### EXTRACTED RECORDS

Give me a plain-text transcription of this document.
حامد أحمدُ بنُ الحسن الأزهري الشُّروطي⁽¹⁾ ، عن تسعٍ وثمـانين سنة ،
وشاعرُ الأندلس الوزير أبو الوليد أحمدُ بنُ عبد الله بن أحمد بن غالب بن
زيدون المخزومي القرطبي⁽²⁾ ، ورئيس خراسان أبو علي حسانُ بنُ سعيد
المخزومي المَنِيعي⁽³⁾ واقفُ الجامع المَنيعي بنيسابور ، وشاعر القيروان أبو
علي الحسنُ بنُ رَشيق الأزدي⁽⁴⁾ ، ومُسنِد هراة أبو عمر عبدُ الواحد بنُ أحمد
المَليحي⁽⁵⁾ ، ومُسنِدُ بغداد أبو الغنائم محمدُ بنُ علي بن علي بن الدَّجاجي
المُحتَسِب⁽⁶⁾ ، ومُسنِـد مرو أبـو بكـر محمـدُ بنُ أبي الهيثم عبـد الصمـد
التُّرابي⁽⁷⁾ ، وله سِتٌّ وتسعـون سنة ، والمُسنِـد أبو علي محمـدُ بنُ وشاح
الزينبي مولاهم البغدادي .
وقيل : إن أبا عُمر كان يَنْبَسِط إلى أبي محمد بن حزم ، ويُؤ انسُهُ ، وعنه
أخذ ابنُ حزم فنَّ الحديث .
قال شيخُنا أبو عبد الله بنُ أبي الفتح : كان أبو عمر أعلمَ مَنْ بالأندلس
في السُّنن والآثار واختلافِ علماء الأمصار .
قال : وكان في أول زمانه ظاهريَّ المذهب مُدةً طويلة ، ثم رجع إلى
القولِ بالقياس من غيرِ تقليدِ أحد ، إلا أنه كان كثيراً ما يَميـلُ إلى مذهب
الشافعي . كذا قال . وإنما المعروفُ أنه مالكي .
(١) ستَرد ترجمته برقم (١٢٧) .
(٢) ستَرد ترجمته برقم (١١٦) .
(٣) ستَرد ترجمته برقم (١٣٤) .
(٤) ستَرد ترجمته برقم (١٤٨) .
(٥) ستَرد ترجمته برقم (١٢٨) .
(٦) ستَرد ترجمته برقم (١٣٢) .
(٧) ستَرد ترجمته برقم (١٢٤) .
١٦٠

### WRITTEN PROBLEM
Transcribe every line of the data, exactly as it stands.

### EXERCISE OUTPUT
Give me a plain-text transcription of this document.
حامد أحمدُ بنُ الحسن الأزهري الشُّروطي⁽¹⁾ ، عن تسعٍ وثمـانين سنة ،
وشاعرُ الأندلس الوزير أبو الوليد أحمدُ بنُ عبد الله بن أحمد بن غالب بن
زيدون المخزومي القرطبي⁽²⁾ ، ورئيس خراسان أبو علي حسانُ بنُ سعيد
المخزومي المَنِيعي⁽³⁾ واقفُ الجامع المَنيعي بنيسابور ، وشاعر القيروان أبو
علي الحسنُ بنُ رَشيق الأزدي⁽⁴⁾ ، ومُسنِد هراة أبو عمر عبدُ الواحد بنُ أحمد
المَليحي⁽⁵⁾ ، ومُسنِدُ بغداد أبو الغنائم محمدُ بنُ علي بن علي بن الدَّجاجي
المُحتَسِب⁽⁶⁾ ، ومُسنِـد مرو أبـو بكـر محمـدُ بنُ أبي الهيثم عبـد الصمـد
التُّرابي⁽⁷⁾ ، وله سِتٌّ وتسعـون سنة ، والمُسنِـد أبو علي محمـدُ بنُ وشاح
الزينبي مولاهم البغدادي .
وقيل : إن أبا عُمر كان يَنْبَسِط إلى أبي محمد بن حزم ، ويُؤ انسُهُ ، وعنه
أخذ ابنُ حزم فنَّ الحديث .
قال شيخُنا أبو عبد الله بنُ أبي الفتح : كان أبو عمر أعلمَ مَنْ بالأندلس
في السُّنن والآثار واختلافِ علماء الأمصار .
قال : وكان في أول زمانه ظاهريَّ المذهب مُدةً طويلة ، ثم رجع إلى
القولِ بالقياس من غيرِ تقليدِ أحد ، إلا أنه كان كثيراً ما يَميـلُ إلى مذهب
الشافعي . كذا قال . وإنما المعروفُ أنه مالكي .
(١) ستَرد ترجمته برقم (١٢٧) .
(٢) ستَرد ترجمته برقم (١١٦) .
(٣) ستَرد ترجمته برقم (١٣٤) .
(٤) ستَرد ترجمته برقم (١٤٨) .
(٥) ستَرد ترجمته برقم (١٢٨) .
(٦) ستَرد ترجمته برقم (١٣٢) .
(٧) ستَرد ترجمته برقم (١٢٤) .
١٦٠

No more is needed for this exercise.